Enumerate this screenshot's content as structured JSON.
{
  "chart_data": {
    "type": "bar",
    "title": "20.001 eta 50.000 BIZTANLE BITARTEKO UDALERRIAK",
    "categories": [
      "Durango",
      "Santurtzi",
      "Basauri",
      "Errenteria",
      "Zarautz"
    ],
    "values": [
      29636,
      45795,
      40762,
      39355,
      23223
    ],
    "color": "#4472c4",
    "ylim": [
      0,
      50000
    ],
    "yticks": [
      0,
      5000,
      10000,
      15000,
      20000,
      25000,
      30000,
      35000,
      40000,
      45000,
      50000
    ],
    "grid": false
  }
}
----
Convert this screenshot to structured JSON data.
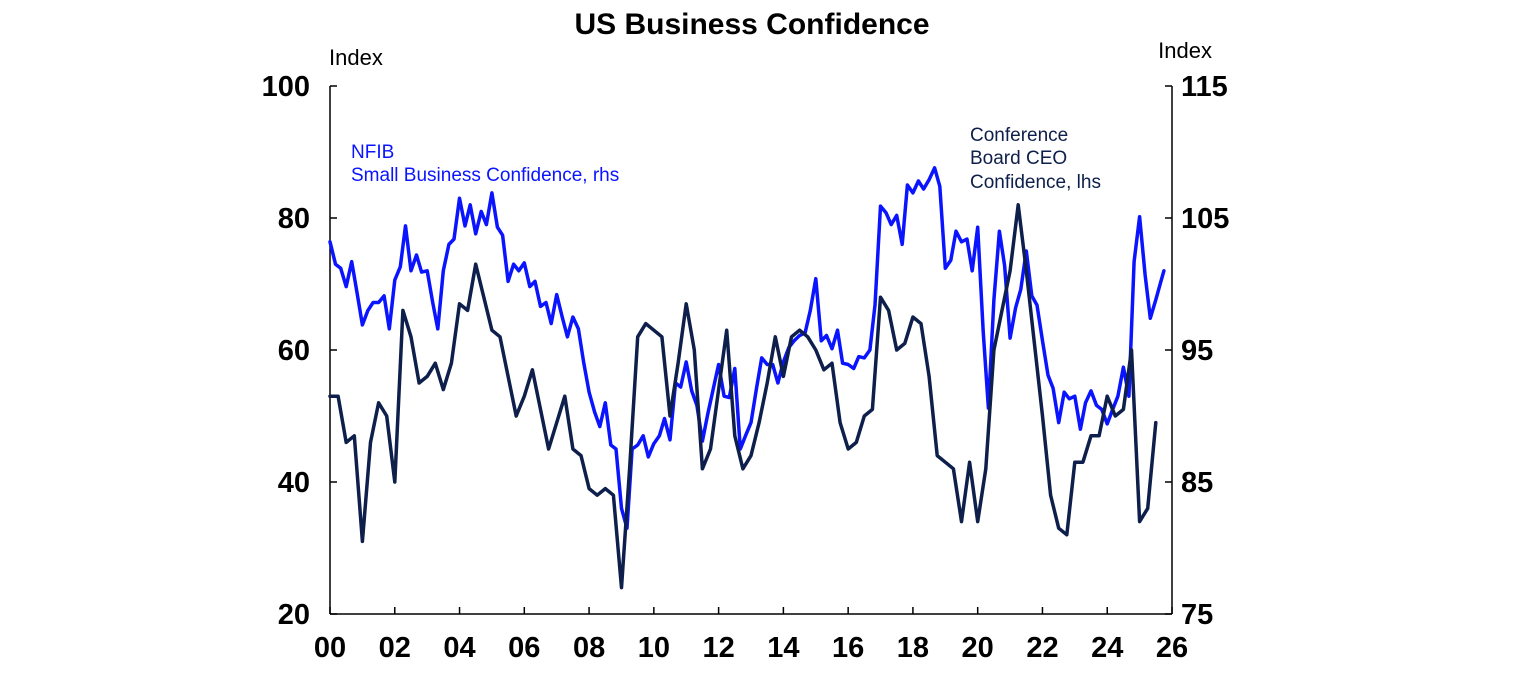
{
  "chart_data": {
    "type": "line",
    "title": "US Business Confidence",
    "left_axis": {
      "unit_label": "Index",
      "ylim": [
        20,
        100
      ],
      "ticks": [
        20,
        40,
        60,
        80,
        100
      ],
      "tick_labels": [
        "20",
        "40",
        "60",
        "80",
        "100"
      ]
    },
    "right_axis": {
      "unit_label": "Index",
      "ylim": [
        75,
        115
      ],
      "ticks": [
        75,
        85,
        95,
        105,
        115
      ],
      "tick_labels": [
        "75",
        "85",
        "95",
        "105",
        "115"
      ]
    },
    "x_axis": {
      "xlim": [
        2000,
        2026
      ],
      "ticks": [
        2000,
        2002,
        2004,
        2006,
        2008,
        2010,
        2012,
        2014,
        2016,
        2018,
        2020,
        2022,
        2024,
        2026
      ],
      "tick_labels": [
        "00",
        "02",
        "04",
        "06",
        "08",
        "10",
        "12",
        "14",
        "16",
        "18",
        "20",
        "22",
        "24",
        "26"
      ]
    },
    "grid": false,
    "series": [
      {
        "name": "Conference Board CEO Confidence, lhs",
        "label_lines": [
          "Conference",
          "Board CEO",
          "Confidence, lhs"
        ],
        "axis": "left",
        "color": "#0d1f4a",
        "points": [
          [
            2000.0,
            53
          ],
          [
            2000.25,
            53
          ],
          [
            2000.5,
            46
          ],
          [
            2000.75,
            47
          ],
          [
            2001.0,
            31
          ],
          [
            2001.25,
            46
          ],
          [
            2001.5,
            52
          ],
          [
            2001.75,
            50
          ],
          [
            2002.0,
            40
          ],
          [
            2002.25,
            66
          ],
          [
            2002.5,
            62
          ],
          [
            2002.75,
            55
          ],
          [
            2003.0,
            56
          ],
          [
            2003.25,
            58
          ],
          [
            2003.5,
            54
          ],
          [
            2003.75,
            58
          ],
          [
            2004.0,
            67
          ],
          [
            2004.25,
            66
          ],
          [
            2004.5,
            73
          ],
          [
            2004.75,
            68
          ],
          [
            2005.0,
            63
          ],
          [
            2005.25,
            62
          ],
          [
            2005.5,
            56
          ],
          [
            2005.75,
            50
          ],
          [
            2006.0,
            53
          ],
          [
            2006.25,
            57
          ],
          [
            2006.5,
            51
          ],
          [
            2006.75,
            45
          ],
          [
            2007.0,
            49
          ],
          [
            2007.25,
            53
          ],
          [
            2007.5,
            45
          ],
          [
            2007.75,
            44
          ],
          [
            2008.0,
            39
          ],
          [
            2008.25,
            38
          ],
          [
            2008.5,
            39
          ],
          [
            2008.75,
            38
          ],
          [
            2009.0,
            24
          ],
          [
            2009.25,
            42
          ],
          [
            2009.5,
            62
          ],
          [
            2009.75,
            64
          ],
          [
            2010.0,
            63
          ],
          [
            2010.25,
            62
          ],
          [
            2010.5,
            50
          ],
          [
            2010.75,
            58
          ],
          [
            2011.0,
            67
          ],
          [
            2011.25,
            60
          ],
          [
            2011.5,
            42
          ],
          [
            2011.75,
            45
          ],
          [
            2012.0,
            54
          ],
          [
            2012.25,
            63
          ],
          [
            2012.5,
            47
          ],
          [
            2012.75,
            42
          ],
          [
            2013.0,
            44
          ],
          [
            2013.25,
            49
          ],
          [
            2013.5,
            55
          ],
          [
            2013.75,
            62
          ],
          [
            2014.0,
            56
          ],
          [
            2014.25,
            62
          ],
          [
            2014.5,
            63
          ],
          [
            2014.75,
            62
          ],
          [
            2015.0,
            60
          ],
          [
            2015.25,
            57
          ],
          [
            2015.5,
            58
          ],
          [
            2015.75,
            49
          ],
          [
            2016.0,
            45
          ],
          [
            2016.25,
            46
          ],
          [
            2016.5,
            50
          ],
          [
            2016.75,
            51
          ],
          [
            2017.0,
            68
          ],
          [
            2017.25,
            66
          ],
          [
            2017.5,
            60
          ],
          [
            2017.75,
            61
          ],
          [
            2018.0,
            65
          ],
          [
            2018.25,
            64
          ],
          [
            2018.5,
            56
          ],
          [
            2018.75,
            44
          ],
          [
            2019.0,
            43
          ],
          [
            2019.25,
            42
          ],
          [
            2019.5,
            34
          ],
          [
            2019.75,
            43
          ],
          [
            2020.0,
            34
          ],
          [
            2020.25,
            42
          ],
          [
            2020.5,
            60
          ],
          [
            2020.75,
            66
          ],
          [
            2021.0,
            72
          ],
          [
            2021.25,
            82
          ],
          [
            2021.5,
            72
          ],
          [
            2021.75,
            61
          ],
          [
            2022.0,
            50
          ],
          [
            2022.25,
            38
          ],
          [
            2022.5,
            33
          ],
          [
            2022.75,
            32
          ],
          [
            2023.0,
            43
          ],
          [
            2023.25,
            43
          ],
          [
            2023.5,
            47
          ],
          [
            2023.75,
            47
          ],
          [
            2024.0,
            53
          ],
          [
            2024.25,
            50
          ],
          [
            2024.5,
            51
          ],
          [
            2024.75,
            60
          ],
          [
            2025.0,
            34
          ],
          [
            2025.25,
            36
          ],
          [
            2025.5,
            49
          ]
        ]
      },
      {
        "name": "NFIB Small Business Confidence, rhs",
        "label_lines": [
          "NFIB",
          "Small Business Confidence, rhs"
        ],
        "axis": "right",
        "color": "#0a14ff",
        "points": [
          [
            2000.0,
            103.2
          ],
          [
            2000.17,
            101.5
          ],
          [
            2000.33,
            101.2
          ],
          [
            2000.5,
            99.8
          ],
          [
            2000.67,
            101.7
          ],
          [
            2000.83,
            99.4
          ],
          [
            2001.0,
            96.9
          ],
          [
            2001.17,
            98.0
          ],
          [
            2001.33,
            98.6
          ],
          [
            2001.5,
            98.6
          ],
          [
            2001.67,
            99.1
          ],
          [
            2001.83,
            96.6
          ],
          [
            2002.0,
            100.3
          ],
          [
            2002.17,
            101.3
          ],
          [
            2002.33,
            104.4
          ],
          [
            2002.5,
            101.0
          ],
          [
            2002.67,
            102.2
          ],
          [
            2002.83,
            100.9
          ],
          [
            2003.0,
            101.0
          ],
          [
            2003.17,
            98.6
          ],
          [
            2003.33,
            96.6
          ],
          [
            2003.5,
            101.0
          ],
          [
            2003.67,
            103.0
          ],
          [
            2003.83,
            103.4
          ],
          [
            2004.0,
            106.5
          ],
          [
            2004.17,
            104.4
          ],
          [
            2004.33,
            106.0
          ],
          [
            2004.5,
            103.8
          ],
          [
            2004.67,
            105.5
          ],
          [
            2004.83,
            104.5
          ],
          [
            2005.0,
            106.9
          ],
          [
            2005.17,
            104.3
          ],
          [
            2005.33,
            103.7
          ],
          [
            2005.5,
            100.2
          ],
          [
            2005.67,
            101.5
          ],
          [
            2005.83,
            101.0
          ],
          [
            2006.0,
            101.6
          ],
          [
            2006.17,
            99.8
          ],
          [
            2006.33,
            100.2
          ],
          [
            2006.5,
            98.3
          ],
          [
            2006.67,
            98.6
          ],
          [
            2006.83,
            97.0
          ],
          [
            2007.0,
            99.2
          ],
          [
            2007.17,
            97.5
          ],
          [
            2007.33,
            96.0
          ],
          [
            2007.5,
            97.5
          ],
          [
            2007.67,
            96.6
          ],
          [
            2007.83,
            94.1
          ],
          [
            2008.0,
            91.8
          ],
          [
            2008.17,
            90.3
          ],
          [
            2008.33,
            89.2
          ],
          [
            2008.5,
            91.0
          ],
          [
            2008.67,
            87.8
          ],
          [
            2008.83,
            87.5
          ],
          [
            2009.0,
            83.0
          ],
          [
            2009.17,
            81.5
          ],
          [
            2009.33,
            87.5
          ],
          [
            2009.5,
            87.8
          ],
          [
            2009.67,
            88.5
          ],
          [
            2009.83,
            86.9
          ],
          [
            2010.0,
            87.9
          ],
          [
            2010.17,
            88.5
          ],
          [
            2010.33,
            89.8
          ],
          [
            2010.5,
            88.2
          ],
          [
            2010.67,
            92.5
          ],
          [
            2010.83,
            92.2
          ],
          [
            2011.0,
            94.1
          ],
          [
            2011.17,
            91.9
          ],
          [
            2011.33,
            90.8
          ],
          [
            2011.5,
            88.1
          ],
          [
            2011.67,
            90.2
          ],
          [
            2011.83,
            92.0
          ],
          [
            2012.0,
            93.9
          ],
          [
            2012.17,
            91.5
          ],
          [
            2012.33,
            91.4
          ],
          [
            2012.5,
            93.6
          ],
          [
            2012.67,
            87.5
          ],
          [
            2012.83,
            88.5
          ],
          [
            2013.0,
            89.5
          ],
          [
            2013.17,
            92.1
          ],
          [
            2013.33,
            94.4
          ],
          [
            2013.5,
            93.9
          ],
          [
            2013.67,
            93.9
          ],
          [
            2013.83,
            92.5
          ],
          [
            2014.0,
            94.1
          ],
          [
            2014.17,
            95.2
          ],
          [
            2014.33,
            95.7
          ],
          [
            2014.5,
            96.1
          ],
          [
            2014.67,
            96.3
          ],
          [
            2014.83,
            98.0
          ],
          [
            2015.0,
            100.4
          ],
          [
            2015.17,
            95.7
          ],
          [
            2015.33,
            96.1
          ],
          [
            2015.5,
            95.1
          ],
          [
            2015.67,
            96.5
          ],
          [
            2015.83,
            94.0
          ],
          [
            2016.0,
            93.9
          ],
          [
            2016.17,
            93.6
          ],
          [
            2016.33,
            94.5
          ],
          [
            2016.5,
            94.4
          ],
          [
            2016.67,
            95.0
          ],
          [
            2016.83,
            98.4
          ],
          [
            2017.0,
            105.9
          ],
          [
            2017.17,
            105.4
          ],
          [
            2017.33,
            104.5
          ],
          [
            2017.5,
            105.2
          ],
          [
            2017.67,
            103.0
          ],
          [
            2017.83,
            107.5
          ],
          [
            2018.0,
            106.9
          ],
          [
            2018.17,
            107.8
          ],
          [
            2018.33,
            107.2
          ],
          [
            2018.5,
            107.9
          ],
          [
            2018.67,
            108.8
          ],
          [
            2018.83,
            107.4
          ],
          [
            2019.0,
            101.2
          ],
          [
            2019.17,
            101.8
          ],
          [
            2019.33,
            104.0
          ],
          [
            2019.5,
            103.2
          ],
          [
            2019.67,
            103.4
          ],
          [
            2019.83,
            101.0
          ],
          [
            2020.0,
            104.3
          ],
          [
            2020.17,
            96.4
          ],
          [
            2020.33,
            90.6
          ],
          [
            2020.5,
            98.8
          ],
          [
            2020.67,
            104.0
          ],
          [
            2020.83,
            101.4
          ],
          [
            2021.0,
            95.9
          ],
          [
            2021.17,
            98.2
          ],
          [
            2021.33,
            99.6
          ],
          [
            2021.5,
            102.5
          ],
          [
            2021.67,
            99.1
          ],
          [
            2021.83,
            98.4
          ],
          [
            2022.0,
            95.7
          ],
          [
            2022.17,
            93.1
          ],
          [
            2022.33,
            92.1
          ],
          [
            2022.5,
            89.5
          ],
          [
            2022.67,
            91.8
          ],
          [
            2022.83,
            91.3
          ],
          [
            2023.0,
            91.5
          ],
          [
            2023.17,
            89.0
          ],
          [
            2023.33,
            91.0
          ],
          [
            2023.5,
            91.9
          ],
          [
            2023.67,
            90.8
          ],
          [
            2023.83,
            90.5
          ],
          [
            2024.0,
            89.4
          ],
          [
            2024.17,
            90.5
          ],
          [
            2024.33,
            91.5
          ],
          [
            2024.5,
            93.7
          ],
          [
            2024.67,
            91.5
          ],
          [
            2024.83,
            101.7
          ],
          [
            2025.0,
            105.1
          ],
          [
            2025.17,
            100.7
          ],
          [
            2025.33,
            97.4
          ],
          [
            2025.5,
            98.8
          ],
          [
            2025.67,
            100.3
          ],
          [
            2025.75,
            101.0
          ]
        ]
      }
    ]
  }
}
----
| YOUR OBJECTIVE |
Gather and return every line that holds the string "JSON".

| FULL ANSWER |
Enumerate this screenshot's content as structured JSON.
Convert this screenshot to structured JSON data.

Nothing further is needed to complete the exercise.